Copy exactly the lines from the "Read this page and output its text content." line to the end, both included, and nothing else.

⟨

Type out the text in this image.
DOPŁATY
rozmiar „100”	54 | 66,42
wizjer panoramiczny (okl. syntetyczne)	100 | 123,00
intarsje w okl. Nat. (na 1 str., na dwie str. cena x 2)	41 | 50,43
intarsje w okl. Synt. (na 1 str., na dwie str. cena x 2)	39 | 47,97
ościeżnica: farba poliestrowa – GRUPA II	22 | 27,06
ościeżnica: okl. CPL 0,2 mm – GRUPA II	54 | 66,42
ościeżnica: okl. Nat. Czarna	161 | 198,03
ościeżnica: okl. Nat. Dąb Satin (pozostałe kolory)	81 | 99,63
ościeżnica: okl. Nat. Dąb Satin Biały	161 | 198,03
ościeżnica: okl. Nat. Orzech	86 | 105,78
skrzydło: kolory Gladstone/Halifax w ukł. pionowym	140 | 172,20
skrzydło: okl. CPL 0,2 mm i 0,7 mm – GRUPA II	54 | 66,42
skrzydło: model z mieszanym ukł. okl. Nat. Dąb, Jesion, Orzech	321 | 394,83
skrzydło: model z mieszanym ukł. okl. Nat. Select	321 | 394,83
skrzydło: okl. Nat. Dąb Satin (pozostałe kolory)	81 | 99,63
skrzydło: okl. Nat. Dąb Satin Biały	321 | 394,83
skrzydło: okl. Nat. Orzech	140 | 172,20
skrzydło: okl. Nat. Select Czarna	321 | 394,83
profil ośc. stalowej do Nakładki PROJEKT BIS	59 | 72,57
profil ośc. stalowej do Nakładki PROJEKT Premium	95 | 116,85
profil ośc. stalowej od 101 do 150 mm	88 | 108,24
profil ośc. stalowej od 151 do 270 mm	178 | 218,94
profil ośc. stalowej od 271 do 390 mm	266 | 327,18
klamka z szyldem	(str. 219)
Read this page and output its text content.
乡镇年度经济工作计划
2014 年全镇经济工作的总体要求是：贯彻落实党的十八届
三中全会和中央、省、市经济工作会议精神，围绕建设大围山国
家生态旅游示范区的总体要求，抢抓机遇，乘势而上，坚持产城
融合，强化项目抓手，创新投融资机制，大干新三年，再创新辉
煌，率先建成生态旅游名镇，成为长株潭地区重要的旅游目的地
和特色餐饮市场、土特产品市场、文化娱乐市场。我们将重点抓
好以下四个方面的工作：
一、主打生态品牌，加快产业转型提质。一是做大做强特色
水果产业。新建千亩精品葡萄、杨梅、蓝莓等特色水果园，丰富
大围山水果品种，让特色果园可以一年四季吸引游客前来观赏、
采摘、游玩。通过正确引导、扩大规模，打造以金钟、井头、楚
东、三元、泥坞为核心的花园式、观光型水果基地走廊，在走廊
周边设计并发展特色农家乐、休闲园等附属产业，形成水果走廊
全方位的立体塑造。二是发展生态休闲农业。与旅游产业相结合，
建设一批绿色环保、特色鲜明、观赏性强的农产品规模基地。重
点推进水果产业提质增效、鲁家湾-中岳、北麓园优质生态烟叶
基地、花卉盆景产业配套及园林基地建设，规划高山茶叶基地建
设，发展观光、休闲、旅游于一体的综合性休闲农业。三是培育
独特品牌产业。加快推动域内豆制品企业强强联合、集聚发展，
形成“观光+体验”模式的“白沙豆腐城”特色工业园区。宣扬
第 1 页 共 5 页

⟩

Exercise output
Read this page and output its text content.
乡镇年度经济工作计划
2014 年全镇经济工作的总体要求是：贯彻落实党的十八届
三中全会和中央、省、市经济工作会议精神，围绕建设大围山国
家生态旅游示范区的总体要求，抢抓机遇，乘势而上，坚持产城
融合，强化项目抓手，创新投融资机制，大干新三年，再创新辉
煌，率先建成生态旅游名镇，成为长株潭地区重要的旅游目的地
和特色餐饮市场、土特产品市场、文化娱乐市场。我们将重点抓
好以下四个方面的工作：
一、主打生态品牌，加快产业转型提质。一是做大做强特色
水果产业。新建千亩精品葡萄、杨梅、蓝莓等特色水果园，丰富
大围山水果品种，让特色果园可以一年四季吸引游客前来观赏、
采摘、游玩。通过正确引导、扩大规模，打造以金钟、井头、楚
东、三元、泥坞为核心的花园式、观光型水果基地走廊，在走廊
周边设计并发展特色农家乐、休闲园等附属产业，形成水果走廊
全方位的立体塑造。二是发展生态休闲农业。与旅游产业相结合，
建设一批绿色环保、特色鲜明、观赏性强的农产品规模基地。重
点推进水果产业提质增效、鲁家湾-中岳、北麓园优质生态烟叶
基地、花卉盆景产业配套及园林基地建设，规划高山茶叶基地建
设，发展观光、休闲、旅游于一体的综合性休闲农业。三是培育
独特品牌产业。加快推动域内豆制品企业强强联合、集聚发展，
形成“观光+体验”模式的“白沙豆腐城”特色工业园区。宣扬
第 1 页 共 5 页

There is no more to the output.